Word for word, restate every line of the listing that follows.

★ ★ ★ ★ ★ ★ ★

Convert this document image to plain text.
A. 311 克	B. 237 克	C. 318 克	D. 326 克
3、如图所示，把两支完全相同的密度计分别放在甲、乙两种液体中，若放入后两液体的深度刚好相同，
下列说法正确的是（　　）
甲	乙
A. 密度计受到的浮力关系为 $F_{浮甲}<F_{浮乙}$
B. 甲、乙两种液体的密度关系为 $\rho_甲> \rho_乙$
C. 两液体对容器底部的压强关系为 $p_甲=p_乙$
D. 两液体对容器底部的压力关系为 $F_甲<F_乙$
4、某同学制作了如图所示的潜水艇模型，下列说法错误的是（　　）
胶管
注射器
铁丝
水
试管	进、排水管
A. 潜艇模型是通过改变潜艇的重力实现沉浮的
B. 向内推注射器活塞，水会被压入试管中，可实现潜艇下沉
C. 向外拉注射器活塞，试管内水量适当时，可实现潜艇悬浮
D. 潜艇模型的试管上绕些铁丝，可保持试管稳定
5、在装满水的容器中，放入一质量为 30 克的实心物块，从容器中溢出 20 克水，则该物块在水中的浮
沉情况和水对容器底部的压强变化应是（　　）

★ ★ ★ ★ ★ ★ ★

> **EXPECTED OUTPUT**:
Convert this document image to plain text.
A. 311 克	B. 237 克	C. 318 克	D. 326 克
3、如图所示，把两支完全相同的密度计分别放在甲、乙两种液体中，若放入后两液体的深度刚好相同，
下列说法正确的是（　　）
甲	乙
A. 密度计受到的浮力关系为 $F_{浮甲}<F_{浮乙}$
B. 甲、乙两种液体的密度关系为 $\rho_甲> \rho_乙$
C. 两液体对容器底部的压强关系为 $p_甲=p_乙$
D. 两液体对容器底部的压力关系为 $F_甲<F_乙$
4、某同学制作了如图所示的潜水艇模型，下列说法错误的是（　　）
胶管
注射器
铁丝
水
试管	进、排水管
A. 潜艇模型是通过改变潜艇的重力实现沉浮的
B. 向内推注射器活塞，水会被压入试管中，可实现潜艇下沉
C. 向外拉注射器活塞，试管内水量适当时，可实现潜艇悬浮
D. 潜艇模型的试管上绕些铁丝，可保持试管稳定
5、在装满水的容器中，放入一质量为 30 克的实心物块，从容器中溢出 20 克水，则该物块在水中的浮
沉情况和水对容器底部的压强变化应是（　　）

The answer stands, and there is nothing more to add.